◆ Instructions for the task: Quote the records that follow in full, leaving the pictures out.

◆ Listed entries:
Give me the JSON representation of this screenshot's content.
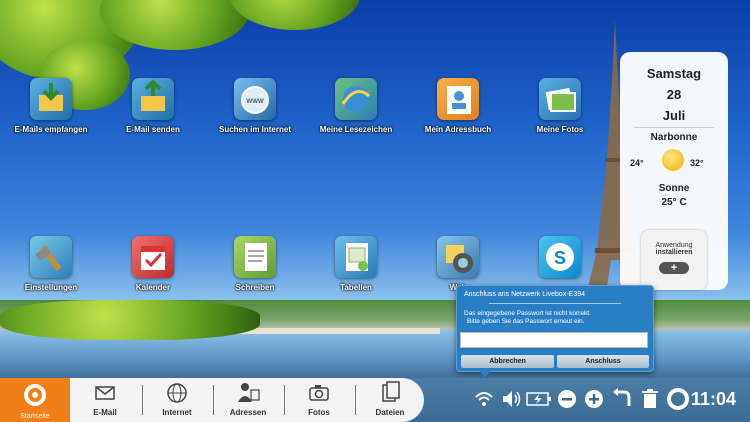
{
  "apps": [
    {
      "label": "E-Mails empfangen",
      "icon": "email-receive-icon"
    },
    {
      "label": "E-Mail senden",
      "icon": "email-send-icon"
    },
    {
      "label": "Suchen im Internet",
      "icon": "web-search-icon"
    },
    {
      "label": "Meine Lesezeichen",
      "icon": "bookmarks-icon"
    },
    {
      "label": "Mein Adressbuch",
      "icon": "address-book-icon"
    },
    {
      "label": "Meine Fotos",
      "icon": "photos-icon"
    },
    {
      "label": "Einstellungen",
      "icon": "settings-icon"
    },
    {
      "label": "Kalender",
      "icon": "calendar-icon"
    },
    {
      "label": "Schreiben",
      "icon": "write-icon"
    },
    {
      "label": "Tabellen",
      "icon": "spreadsheet-icon"
    },
    {
      "label": "Web",
      "icon": "webcam-icon"
    },
    {
      "label": "",
      "icon": "skype-icon"
    }
  ],
  "weather": {
    "day": "Samstag",
    "date": "28",
    "month": "Juli",
    "city": "Narbonne",
    "min": "24°",
    "max": "32°",
    "condition": "Sonne",
    "current": "25° C"
  },
  "install": {
    "line1": "Anwendung",
    "line2": "installieren"
  },
  "wifi_popup": {
    "title": "Anschluss ans Netzwerk Livebox-E394",
    "message1": "Das eingegebene Passwort ist nicht korrekt.",
    "message2": "Bitte geben Sie das Passwort erneut ein.",
    "password_value": "",
    "cancel": "Abbrechen",
    "connect": "Anschluss"
  },
  "dock": {
    "start": "Startseite",
    "items": [
      "E-Mail",
      "Internet",
      "Adressen",
      "Fotos",
      "Dateien"
    ]
  },
  "tray": {
    "time": "11:04"
  },
  "colors": {
    "accent": "#f07f17",
    "popup": "#2a7fc4",
    "taskbar": "#3a6b93"
  }
}
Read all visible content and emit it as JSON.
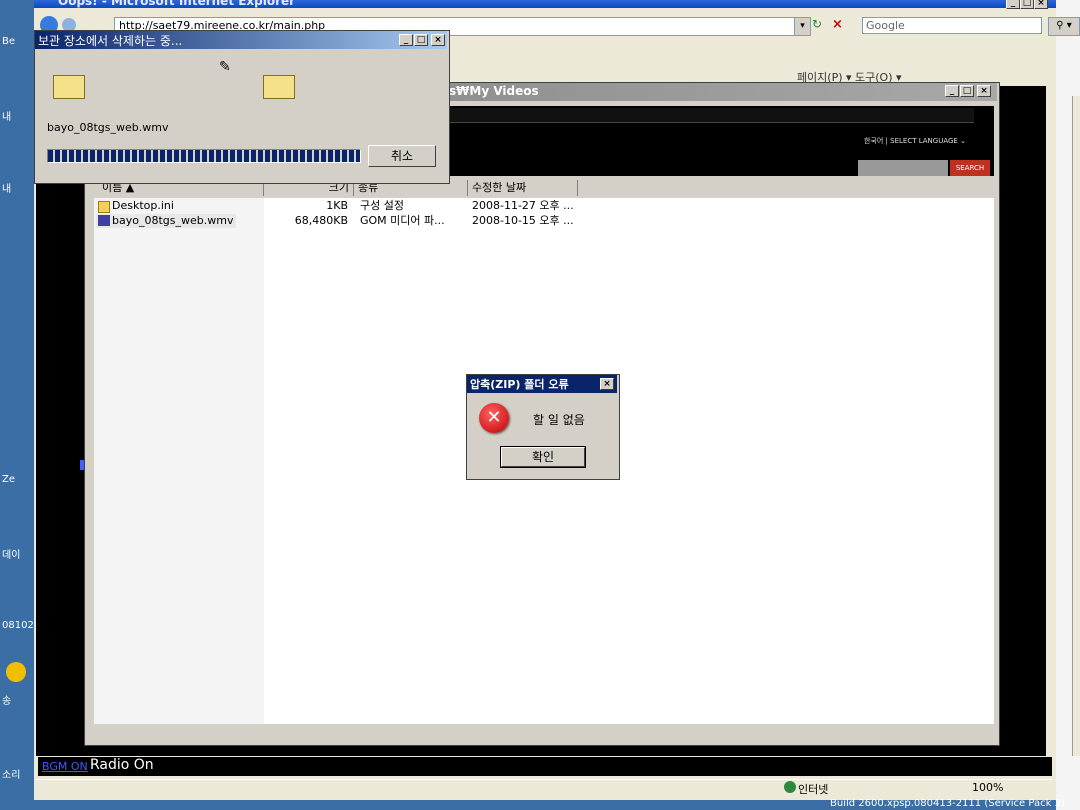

◆ Expected answer:
Give me the JSON representation of this screenshot's content.
{
  "apps": [
    {
      "label": "E-Mails empfangen",
      "icon": "email-receive-icon"
    },
    {
      "label": "E-Mail senden",
      "icon": "email-send-icon"
    },
    {
      "label": "Suchen im Internet",
      "icon": "web-search-icon"
    },
    {
      "label": "Meine Lesezeichen",
      "icon": "bookmarks-icon"
    },
    {
      "label": "Mein Adressbuch",
      "icon": "address-book-icon"
    },
    {
      "label": "Meine Fotos",
      "icon": "photos-icon"
    },
    {
      "label": "Einstellungen",
      "icon": "settings-icon"
    },
    {
      "label": "Kalender",
      "icon": "calendar-icon"
    },
    {
      "label": "Schreiben",
      "icon": "write-icon"
    },
    {
      "label": "Tabellen",
      "icon": "spreadsheet-icon"
    },
    {
      "label": "Web",
      "icon": "webcam-icon"
    },
    {
      "label": "",
      "icon": "skype-icon"
    }
  ],
  "weather": {
    "day": "Samstag",
    "date": "28",
    "month": "Juli",
    "city": "Narbonne",
    "min": "24°",
    "max": "32°",
    "condition": "Sonne",
    "current": "25° C"
  },
  "install": {
    "line1": "Anwendung",
    "line2": "installieren"
  },
  "wifi_popup": {
    "title": "Anschluss ans Netzwerk Livebox-E394",
    "message1": "Das eingegebene Passwort ist nicht korrekt.",
    "message2": "Bitte geben Sie das Passwort erneut ein.",
    "password_value": "",
    "cancel": "Abbrechen",
    "connect": "Anschluss"
  },
  "dock": {
    "start": "Startseite",
    "items": [
      "E-Mail",
      "Internet",
      "Adressen",
      "Fotos",
      "Dateien"
    ]
  },
  "tray": {
    "time": "11:04"
  },
  "colors": {
    "accent": "#f07f17",
    "popup": "#2a7fc4",
    "taskbar": "#3a6b93"
  }
}
Read all visible content and emit it as JSON.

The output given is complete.